(AIM OF THE TASK)
Using the data beneath, show every line that includes the word "Wiesenberg".

(DATA LINES)
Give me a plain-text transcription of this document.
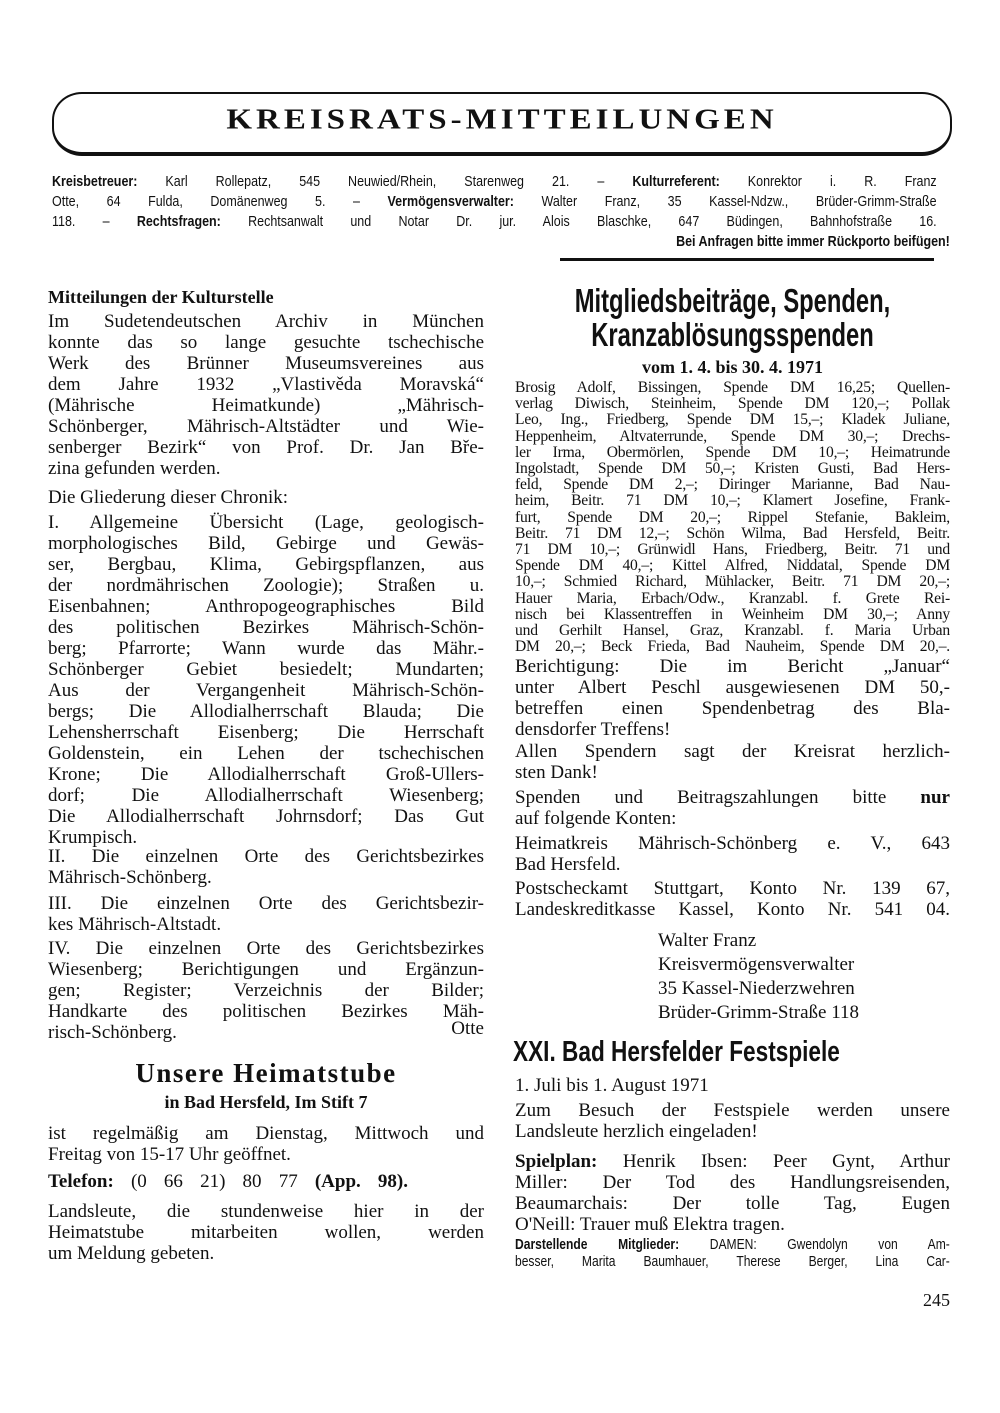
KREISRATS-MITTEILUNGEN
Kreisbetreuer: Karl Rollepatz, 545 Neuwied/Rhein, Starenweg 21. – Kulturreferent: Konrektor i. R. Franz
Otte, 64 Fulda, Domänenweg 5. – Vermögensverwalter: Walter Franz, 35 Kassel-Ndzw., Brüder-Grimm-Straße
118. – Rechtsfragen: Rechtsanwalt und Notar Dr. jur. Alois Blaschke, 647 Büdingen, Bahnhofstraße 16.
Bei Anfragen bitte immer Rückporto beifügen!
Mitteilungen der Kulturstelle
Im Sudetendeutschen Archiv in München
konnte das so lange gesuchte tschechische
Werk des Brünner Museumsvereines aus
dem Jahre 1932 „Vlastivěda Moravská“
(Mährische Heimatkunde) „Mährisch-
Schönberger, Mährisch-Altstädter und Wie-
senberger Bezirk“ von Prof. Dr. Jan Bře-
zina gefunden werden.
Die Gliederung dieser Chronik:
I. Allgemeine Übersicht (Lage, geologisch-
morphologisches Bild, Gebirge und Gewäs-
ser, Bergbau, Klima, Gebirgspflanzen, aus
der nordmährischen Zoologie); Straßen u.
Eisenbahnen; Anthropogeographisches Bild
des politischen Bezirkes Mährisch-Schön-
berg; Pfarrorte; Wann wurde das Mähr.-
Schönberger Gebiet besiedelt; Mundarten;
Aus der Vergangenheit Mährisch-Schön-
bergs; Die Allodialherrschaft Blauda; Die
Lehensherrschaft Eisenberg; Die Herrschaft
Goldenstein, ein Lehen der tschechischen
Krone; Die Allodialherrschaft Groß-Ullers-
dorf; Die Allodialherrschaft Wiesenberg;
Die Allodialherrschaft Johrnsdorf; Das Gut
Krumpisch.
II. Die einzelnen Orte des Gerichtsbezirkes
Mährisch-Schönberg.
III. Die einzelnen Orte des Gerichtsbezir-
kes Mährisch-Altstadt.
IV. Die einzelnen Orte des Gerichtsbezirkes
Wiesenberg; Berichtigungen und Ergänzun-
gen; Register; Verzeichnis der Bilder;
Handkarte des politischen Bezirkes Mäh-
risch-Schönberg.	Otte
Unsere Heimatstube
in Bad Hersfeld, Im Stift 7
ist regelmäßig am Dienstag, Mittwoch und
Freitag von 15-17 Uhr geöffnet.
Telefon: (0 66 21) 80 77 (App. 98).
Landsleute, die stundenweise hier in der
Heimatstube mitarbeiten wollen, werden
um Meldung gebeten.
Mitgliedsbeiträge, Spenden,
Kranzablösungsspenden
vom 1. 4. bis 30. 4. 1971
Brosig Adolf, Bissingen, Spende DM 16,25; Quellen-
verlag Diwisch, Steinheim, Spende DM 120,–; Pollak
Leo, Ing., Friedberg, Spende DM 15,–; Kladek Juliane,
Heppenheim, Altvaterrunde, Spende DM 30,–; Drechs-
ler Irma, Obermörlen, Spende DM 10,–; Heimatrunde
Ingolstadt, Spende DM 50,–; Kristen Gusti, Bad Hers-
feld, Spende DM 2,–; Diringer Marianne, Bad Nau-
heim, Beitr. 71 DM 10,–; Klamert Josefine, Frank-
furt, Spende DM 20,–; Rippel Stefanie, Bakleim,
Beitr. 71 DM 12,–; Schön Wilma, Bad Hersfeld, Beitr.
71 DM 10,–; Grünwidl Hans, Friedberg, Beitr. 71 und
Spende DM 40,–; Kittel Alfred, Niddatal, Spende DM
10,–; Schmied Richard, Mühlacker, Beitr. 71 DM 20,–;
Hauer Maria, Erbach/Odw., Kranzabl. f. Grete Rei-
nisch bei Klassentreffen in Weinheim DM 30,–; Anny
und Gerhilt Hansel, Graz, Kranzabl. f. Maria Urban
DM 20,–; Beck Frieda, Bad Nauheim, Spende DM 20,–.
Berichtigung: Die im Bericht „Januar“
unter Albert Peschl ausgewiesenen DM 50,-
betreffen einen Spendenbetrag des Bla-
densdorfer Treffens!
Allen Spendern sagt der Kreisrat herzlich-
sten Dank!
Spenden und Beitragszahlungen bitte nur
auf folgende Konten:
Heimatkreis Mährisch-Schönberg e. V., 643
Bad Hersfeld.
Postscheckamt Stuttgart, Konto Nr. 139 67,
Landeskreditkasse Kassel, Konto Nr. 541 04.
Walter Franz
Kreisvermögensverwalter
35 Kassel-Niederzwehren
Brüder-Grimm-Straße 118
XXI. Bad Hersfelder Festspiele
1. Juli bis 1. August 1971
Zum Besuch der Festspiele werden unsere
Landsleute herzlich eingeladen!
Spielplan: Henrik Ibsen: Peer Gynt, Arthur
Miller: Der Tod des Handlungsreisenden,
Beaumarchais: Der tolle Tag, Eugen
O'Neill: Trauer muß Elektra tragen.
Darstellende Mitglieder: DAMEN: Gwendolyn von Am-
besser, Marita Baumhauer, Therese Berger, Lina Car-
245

(EXERCISE RESULT)
dorf; Die Allodialherrschaft Wiesenberg;
Wiesenberg; Berichtigungen und Ergänzun-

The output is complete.